(Collection entries)
------------------------

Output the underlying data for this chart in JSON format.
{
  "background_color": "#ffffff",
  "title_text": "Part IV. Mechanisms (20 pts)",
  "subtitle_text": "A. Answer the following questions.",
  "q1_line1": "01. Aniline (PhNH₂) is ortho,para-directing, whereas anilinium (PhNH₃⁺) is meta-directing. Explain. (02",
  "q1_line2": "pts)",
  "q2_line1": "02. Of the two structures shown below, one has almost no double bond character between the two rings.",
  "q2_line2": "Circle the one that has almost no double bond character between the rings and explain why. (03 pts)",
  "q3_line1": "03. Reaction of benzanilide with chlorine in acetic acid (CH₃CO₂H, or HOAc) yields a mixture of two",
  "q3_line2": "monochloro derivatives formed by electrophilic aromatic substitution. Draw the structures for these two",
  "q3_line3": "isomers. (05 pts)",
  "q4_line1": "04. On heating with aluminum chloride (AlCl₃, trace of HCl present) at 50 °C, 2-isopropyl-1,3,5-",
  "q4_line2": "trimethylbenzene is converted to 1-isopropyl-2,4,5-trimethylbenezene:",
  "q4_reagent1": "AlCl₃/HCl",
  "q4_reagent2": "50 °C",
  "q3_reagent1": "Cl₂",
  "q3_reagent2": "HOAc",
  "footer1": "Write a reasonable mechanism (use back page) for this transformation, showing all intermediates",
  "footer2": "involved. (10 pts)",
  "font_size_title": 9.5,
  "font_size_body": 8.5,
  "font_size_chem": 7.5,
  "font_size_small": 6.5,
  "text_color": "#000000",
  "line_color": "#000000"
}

------------------------

■ What the exercise asks
Locate each line containing the string "structures" and show it.

■ Result of this exercise
  "q2_line1": "02. Of the two structures shown below, one has almost no double bond character between the two rings.",
  "q3_line2": "monochloro derivatives formed by electrophilic aromatic substitution. Draw the structures for these two",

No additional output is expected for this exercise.